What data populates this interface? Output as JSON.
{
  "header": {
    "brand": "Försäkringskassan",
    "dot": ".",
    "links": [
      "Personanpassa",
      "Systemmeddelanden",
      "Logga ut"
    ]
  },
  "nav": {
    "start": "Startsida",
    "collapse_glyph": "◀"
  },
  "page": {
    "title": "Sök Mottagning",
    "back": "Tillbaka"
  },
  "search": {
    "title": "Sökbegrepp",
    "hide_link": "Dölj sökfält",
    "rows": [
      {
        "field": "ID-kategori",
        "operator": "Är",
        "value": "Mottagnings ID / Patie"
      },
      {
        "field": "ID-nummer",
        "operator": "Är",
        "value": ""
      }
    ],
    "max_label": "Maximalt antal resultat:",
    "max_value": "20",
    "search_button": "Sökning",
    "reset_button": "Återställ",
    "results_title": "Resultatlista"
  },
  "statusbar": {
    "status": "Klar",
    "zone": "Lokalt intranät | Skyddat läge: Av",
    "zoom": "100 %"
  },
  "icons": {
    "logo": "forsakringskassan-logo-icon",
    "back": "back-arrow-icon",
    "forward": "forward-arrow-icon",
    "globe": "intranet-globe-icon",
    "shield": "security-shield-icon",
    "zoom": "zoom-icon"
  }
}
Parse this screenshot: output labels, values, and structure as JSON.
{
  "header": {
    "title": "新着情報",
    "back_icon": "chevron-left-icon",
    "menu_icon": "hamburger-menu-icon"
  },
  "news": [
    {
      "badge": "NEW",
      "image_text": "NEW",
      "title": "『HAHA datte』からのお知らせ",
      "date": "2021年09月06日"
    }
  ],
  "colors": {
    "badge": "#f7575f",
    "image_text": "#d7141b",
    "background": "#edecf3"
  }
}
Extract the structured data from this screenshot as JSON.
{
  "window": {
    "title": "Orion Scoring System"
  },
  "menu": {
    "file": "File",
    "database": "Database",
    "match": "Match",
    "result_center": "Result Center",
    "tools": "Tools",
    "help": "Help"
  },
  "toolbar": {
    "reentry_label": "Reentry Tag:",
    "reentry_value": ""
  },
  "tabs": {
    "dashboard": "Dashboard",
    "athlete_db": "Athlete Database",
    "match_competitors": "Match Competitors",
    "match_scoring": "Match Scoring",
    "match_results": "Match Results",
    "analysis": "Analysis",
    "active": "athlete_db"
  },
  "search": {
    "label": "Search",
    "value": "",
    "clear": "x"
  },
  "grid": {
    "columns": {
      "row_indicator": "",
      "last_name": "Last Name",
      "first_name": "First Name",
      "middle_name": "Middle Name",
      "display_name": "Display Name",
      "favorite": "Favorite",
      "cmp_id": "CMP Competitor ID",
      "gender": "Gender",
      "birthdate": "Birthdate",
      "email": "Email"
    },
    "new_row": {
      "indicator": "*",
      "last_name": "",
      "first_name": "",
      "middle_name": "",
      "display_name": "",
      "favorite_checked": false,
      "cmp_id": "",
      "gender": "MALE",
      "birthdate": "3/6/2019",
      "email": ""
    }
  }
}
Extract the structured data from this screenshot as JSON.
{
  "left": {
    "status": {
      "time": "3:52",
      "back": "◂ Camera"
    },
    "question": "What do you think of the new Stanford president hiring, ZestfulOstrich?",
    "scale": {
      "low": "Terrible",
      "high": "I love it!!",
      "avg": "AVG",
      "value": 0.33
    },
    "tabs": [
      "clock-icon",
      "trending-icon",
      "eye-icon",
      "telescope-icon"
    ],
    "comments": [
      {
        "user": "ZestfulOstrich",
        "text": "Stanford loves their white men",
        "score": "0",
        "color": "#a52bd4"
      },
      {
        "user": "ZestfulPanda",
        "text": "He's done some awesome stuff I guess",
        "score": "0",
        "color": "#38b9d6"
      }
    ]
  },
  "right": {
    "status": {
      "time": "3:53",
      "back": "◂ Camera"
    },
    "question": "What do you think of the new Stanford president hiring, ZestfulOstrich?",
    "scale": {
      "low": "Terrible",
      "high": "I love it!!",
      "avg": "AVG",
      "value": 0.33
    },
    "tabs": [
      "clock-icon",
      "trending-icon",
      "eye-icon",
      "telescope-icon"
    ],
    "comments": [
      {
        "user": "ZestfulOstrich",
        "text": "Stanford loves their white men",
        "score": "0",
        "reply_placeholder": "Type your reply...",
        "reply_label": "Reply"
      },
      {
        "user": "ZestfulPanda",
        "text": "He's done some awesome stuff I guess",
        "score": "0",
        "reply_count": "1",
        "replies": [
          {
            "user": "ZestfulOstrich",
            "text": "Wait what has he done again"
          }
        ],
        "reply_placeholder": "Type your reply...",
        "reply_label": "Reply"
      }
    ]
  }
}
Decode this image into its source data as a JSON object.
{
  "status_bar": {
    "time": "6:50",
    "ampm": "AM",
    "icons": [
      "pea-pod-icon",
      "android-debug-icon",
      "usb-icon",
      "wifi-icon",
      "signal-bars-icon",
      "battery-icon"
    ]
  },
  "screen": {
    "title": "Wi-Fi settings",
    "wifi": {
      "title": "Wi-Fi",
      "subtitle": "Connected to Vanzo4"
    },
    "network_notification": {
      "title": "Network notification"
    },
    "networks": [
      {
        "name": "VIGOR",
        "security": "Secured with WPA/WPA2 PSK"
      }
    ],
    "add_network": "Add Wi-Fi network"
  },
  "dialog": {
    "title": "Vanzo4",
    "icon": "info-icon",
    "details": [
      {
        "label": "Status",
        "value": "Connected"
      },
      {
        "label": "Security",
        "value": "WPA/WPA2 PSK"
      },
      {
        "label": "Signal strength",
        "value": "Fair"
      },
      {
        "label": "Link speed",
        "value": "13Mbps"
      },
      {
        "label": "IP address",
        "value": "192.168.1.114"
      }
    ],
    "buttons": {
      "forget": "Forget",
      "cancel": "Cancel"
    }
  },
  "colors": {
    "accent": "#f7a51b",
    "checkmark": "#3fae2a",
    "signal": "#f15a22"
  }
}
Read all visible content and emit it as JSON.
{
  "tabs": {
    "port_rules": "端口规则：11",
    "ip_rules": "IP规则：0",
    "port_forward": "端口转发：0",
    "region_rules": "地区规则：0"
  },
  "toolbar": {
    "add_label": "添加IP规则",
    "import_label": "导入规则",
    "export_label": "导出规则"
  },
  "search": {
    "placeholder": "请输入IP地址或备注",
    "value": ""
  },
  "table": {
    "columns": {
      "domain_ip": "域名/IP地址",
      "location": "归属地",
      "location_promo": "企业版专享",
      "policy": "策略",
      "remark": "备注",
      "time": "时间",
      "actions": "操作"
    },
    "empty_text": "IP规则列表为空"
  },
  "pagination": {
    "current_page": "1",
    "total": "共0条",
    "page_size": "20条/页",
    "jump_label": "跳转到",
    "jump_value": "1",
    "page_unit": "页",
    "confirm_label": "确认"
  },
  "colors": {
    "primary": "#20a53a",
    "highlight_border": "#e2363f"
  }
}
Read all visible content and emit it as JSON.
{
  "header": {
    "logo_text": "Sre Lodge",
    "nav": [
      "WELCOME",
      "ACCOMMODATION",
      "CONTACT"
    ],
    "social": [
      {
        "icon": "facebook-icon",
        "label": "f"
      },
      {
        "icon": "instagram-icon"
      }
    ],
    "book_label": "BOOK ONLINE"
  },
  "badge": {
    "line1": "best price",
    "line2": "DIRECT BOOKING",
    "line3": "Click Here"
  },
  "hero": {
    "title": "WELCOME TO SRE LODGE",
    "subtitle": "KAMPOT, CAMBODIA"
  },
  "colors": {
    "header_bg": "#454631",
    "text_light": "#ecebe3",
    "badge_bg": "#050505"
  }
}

□ □ □ □

_What you should do_: Return the whole listing exactly.

_Reply_:
What data populates this interface? Output as JSON.
{
  "header": {
    "brand": "Försäkringskassan",
    "dot": ".",
    "links": [
      "Personanpassa",
      "Systemmeddelanden",
      "Logga ut"
    ]
  },
  "nav": {
    "start": "Startsida",
    "collapse_glyph": "◀"
  },
  "page": {
    "title": "Sök Mottagning",
    "back": "Tillbaka"
  },
  "search": {
    "title": "Sökbegrepp",
    "hide_link": "Dölj sökfält",
    "rows": [
      {
        "field": "ID-kategori",
        "operator": "Är",
        "value": "Mottagnings ID / Patie"
      },
      {
        "field": "ID-nummer",
        "operator": "Är",
        "value": ""
      }
    ],
    "max_label": "Maximalt antal resultat:",
    "max_value": "20",
    "search_button": "Sökning",
    "reset_button": "Återställ",
    "results_title": "Resultatlista"
  },
  "statusbar": {
    "status": "Klar",
    "zone": "Lokalt intranät | Skyddat läge: Av",
    "zoom": "100 %"
  },
  "icons": {
    "logo": "forsakringskassan-logo-icon",
    "back": "back-arrow-icon",
    "forward": "forward-arrow-icon",
    "globe": "intranet-globe-icon",
    "shield": "security-shield-icon",
    "zoom": "zoom-icon"
  }
}
Parse this screenshot: output labels, values, and structure as JSON.
{
  "header": {
    "title": "新着情報",
    "back_icon": "chevron-left-icon",
    "menu_icon": "hamburger-menu-icon"
  },
  "news": [
    {
      "badge": "NEW",
      "image_text": "NEW",
      "title": "『HAHA datte』からのお知らせ",
      "date": "2021年09月06日"
    }
  ],
  "colors": {
    "badge": "#f7575f",
    "image_text": "#d7141b",
    "background": "#edecf3"
  }
}
Extract the structured data from this screenshot as JSON.
{
  "window": {
    "title": "Orion Scoring System"
  },
  "menu": {
    "file": "File",
    "database": "Database",
    "match": "Match",
    "result_center": "Result Center",
    "tools": "Tools",
    "help": "Help"
  },
  "toolbar": {
    "reentry_label": "Reentry Tag:",
    "reentry_value": ""
  },
  "tabs": {
    "dashboard": "Dashboard",
    "athlete_db": "Athlete Database",
    "match_competitors": "Match Competitors",
    "match_scoring": "Match Scoring",
    "match_results": "Match Results",
    "analysis": "Analysis",
    "active": "athlete_db"
  },
  "search": {
    "label": "Search",
    "value": "",
    "clear": "x"
  },
  "grid": {
    "columns": {
      "row_indicator": "",
      "last_name": "Last Name",
      "first_name": "First Name",
      "middle_name": "Middle Name",
      "display_name": "Display Name",
      "favorite": "Favorite",
      "cmp_id": "CMP Competitor ID",
      "gender": "Gender",
      "birthdate": "Birthdate",
      "email": "Email"
    },
    "new_row": {
      "indicator": "*",
      "last_name": "",
      "first_name": "",
      "middle_name": "",
      "display_name": "",
      "favorite_checked": false,
      "cmp_id": "",
      "gender": "MALE",
      "birthdate": "3/6/2019",
      "email": ""
    }
  }
}
Extract the structured data from this screenshot as JSON.
{
  "left": {
    "status": {
      "time": "3:52",
      "back": "◂ Camera"
    },
    "question": "What do you think of the new Stanford president hiring, ZestfulOstrich?",
    "scale": {
      "low": "Terrible",
      "high": "I love it!!",
      "avg": "AVG",
      "value": 0.33
    },
    "tabs": [
      "clock-icon",
      "trending-icon",
      "eye-icon",
      "telescope-icon"
    ],
    "comments": [
      {
        "user": "ZestfulOstrich",
        "text": "Stanford loves their white men",
        "score": "0",
        "color": "#a52bd4"
      },
      {
        "user": "ZestfulPanda",
        "text": "He's done some awesome stuff I guess",
        "score": "0",
        "color": "#38b9d6"
      }
    ]
  },
  "right": {
    "status": {
      "time": "3:53",
      "back": "◂ Camera"
    },
    "question": "What do you think of the new Stanford president hiring, ZestfulOstrich?",
    "scale": {
      "low": "Terrible",
      "high": "I love it!!",
      "avg": "AVG",
      "value": 0.33
    },
    "tabs": [
      "clock-icon",
      "trending-icon",
      "eye-icon",
      "telescope-icon"
    ],
    "comments": [
      {
        "user": "ZestfulOstrich",
        "text": "Stanford loves their white men",
        "score": "0",
        "reply_placeholder": "Type your reply...",
        "reply_label": "Reply"
      },
      {
        "user": "ZestfulPanda",
        "text": "He's done some awesome stuff I guess",
        "score": "0",
        "reply_count": "1",
        "replies": [
          {
            "user": "ZestfulOstrich",
            "text": "Wait what has he done again"
          }
        ],
        "reply_placeholder": "Type your reply...",
        "reply_label": "Reply"
      }
    ]
  }
}
Decode this image into its source data as a JSON object.
{
  "status_bar": {
    "time": "6:50",
    "ampm": "AM",
    "icons": [
      "pea-pod-icon",
      "android-debug-icon",
      "usb-icon",
      "wifi-icon",
      "signal-bars-icon",
      "battery-icon"
    ]
  },
  "screen": {
    "title": "Wi-Fi settings",
    "wifi": {
      "title": "Wi-Fi",
      "subtitle": "Connected to Vanzo4"
    },
    "network_notification": {
      "title": "Network notification"
    },
    "networks": [
      {
        "name": "VIGOR",
        "security": "Secured with WPA/WPA2 PSK"
      }
    ],
    "add_network": "Add Wi-Fi network"
  },
  "dialog": {
    "title": "Vanzo4",
    "icon": "info-icon",
    "details": [
      {
        "label": "Status",
        "value": "Connected"
      },
      {
        "label": "Security",
        "value": "WPA/WPA2 PSK"
      },
      {
        "label": "Signal strength",
        "value": "Fair"
      },
      {
        "label": "Link speed",
        "value": "13Mbps"
      },
      {
        "label": "IP address",
        "value": "192.168.1.114"
      }
    ],
    "buttons": {
      "forget": "Forget",
      "cancel": "Cancel"
    }
  },
  "colors": {
    "accent": "#f7a51b",
    "checkmark": "#3fae2a",
    "signal": "#f15a22"
  }
}
Read all visible content and emit it as JSON.
{
  "tabs": {
    "port_rules": "端口规则：11",
    "ip_rules": "IP规则：0",
    "port_forward": "端口转发：0",
    "region_rules": "地区规则：0"
  },
  "toolbar": {
    "add_label": "添加IP规则",
    "import_label": "导入规则",
    "export_label": "导出规则"
  },
  "search": {
    "placeholder": "请输入IP地址或备注",
    "value": ""
  },
  "table": {
    "columns": {
      "domain_ip": "域名/IP地址",
      "location": "归属地",
      "location_promo": "企业版专享",
      "policy": "策略",
      "remark": "备注",
      "time": "时间",
      "actions": "操作"
    },
    "empty_text": "IP规则列表为空"
  },
  "pagination": {
    "current_page": "1",
    "total": "共0条",
    "page_size": "20条/页",
    "jump_label": "跳转到",
    "jump_value": "1",
    "page_unit": "页",
    "confirm_label": "确认"
  },
  "colors": {
    "primary": "#20a53a",
    "highlight_border": "#e2363f"
  }
}
Read all visible content and emit it as JSON.
{
  "header": {
    "logo_text": "Sre Lodge",
    "nav": [
      "WELCOME",
      "ACCOMMODATION",
      "CONTACT"
    ],
    "social": [
      {
        "icon": "facebook-icon",
        "label": "f"
      },
      {
        "icon": "instagram-icon"
      }
    ],
    "book_label": "BOOK ONLINE"
  },
  "badge": {
    "line1": "best price",
    "line2": "DIRECT BOOKING",
    "line3": "Click Here"
  },
  "hero": {
    "title": "WELCOME TO SRE LODGE",
    "subtitle": "KAMPOT, CAMBODIA"
  },
  "colors": {
    "header_bg": "#454631",
    "text_light": "#ecebe3",
    "badge_bg": "#050505"
  }
}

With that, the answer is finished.